Extracts from a graphics dataset:
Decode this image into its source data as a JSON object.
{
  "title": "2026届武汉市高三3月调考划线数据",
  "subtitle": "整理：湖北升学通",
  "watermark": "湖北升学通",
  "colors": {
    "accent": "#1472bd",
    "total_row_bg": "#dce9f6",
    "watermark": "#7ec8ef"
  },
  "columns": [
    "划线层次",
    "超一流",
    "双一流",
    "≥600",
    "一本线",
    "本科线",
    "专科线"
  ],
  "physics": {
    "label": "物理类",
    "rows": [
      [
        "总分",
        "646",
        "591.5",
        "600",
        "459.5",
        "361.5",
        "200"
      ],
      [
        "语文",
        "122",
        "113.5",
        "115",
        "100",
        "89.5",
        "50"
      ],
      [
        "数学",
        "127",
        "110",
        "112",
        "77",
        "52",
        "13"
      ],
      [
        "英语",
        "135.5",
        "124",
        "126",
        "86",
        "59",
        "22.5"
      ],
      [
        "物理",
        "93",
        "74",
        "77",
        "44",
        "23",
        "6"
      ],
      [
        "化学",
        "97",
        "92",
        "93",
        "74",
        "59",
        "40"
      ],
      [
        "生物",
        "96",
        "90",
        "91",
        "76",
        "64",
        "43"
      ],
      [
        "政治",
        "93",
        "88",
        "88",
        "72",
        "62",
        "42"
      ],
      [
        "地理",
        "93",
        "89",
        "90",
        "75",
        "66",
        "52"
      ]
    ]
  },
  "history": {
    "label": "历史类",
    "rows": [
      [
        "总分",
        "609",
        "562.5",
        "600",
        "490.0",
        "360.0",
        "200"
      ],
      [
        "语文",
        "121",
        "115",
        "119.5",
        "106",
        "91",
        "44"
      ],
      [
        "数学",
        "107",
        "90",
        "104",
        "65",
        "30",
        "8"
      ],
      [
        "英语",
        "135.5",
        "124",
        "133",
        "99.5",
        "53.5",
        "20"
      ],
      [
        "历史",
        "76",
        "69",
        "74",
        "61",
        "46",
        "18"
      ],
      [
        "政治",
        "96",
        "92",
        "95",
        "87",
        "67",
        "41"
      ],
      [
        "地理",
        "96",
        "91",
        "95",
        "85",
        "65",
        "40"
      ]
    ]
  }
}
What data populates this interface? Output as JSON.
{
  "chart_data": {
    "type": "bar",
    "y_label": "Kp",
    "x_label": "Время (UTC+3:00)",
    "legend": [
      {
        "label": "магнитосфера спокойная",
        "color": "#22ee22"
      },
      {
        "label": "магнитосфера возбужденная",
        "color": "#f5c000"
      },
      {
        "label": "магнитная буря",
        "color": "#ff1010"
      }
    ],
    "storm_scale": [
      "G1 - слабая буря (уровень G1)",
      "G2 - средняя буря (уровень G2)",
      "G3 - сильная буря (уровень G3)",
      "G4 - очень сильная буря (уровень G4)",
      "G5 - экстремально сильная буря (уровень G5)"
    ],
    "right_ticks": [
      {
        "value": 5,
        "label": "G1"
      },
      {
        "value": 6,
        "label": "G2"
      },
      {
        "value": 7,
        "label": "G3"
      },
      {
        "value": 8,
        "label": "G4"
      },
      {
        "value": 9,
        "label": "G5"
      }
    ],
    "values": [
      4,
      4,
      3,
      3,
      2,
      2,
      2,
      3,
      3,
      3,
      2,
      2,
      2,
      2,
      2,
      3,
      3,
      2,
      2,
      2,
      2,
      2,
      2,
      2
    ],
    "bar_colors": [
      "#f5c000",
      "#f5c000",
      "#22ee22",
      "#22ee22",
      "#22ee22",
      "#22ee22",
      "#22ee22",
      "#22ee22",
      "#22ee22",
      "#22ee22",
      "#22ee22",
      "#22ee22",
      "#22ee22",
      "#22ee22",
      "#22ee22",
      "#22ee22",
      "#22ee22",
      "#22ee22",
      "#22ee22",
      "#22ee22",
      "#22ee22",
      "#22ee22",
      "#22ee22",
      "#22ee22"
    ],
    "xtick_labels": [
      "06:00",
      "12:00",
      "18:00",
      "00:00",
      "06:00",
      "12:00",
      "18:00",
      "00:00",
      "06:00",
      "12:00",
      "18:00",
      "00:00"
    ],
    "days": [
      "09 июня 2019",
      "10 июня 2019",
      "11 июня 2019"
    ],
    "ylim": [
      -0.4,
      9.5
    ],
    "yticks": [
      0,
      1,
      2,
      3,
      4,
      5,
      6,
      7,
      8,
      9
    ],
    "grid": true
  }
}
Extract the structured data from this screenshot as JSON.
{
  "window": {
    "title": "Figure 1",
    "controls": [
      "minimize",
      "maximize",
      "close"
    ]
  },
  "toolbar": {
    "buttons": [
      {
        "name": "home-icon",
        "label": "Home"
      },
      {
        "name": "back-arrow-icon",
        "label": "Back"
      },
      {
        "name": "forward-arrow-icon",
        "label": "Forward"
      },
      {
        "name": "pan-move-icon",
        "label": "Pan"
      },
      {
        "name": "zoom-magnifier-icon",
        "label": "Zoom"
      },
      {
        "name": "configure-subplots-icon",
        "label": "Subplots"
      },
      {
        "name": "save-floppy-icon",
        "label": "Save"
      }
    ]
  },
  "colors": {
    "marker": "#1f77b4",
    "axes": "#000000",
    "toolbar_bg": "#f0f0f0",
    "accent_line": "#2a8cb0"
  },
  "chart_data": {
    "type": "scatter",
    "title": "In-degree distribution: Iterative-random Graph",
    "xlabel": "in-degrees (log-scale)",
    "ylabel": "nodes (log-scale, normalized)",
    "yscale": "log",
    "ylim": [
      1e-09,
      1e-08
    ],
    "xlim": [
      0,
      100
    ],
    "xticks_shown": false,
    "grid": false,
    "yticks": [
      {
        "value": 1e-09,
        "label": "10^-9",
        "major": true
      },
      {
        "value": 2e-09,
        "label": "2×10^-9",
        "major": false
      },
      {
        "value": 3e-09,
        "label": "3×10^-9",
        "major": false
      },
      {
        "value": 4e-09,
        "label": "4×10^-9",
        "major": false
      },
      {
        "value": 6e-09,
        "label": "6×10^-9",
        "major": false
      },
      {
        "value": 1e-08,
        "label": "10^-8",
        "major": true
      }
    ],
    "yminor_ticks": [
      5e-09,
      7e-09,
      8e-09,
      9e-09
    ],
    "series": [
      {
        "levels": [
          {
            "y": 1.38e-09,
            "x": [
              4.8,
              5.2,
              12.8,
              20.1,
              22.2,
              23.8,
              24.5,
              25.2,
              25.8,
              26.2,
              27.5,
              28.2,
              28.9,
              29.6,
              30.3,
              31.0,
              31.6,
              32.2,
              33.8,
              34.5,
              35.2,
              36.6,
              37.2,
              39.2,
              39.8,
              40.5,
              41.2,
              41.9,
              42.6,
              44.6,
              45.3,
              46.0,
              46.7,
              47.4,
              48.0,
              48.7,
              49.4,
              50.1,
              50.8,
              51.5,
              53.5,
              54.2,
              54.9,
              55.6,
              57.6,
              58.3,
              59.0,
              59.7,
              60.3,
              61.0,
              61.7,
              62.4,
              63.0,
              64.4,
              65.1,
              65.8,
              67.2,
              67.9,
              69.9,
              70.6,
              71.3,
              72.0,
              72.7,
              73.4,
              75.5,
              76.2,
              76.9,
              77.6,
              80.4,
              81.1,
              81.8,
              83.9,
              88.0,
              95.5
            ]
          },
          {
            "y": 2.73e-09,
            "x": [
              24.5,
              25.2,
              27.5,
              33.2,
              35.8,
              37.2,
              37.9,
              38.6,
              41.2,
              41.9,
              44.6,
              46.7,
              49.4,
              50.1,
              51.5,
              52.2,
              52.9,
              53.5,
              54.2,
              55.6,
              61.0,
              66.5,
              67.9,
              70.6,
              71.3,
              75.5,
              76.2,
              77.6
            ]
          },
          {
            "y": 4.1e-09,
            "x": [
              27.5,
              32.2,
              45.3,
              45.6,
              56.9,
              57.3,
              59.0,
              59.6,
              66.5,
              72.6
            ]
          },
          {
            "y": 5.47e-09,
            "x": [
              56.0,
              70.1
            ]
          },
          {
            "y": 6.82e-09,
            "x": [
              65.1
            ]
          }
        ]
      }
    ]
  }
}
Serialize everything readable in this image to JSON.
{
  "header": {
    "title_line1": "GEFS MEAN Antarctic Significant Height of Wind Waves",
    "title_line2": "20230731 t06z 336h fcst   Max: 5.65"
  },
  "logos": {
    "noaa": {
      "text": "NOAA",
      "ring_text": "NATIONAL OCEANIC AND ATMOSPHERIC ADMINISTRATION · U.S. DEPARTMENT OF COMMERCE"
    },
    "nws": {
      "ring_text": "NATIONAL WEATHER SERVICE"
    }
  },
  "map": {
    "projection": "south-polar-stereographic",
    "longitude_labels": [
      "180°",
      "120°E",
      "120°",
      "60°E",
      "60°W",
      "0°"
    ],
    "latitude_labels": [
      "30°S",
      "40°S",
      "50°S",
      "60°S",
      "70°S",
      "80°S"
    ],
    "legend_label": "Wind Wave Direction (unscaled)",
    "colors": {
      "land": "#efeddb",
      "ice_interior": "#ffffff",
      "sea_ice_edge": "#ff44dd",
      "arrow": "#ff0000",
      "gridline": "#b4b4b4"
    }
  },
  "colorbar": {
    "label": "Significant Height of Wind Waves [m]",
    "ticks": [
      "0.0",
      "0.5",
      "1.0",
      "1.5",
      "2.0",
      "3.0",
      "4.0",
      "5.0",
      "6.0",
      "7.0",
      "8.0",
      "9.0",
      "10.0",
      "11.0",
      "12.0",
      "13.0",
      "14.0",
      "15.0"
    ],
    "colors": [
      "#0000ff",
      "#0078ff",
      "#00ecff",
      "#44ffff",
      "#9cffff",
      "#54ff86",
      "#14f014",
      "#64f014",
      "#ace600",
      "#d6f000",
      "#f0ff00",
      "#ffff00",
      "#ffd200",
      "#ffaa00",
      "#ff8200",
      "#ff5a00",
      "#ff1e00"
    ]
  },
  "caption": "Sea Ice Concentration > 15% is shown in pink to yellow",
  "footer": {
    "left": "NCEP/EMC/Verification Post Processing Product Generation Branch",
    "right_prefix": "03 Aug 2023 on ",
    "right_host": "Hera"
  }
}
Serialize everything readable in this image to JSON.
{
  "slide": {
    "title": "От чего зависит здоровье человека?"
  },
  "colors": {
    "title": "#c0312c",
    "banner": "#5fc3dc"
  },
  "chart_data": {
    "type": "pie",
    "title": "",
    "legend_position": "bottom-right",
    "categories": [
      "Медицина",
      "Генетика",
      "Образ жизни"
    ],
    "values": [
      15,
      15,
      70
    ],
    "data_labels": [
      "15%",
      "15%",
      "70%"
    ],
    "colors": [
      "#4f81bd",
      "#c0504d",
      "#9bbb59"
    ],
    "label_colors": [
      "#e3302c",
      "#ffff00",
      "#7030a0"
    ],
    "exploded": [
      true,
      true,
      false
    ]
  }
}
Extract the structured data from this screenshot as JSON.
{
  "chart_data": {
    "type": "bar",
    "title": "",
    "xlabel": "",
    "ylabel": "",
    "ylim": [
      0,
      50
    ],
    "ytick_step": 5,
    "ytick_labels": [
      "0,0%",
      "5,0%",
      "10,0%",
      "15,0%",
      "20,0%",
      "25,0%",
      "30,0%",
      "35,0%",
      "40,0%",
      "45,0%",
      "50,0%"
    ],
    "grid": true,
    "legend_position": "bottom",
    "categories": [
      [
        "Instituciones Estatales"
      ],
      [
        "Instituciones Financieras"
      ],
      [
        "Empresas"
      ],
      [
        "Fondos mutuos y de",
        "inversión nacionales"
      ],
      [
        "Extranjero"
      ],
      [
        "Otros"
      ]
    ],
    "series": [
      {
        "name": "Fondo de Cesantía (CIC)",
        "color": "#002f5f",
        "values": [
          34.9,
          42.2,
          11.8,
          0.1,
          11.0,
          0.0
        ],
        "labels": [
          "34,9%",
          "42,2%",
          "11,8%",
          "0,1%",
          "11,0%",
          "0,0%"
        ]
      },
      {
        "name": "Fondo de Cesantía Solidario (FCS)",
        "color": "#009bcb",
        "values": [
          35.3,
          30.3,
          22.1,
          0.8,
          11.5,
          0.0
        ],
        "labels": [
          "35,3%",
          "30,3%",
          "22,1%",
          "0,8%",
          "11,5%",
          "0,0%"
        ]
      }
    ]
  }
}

What the exercise asks:
Copy, from the material above, each line in which the string "сильная" occurs.

Full response:
      "G3 - сильная буря (уровень G3)",
      "G4 - очень сильная буря (уровень G4)",
      "G5 - экстремально сильная буря (уровень G5)"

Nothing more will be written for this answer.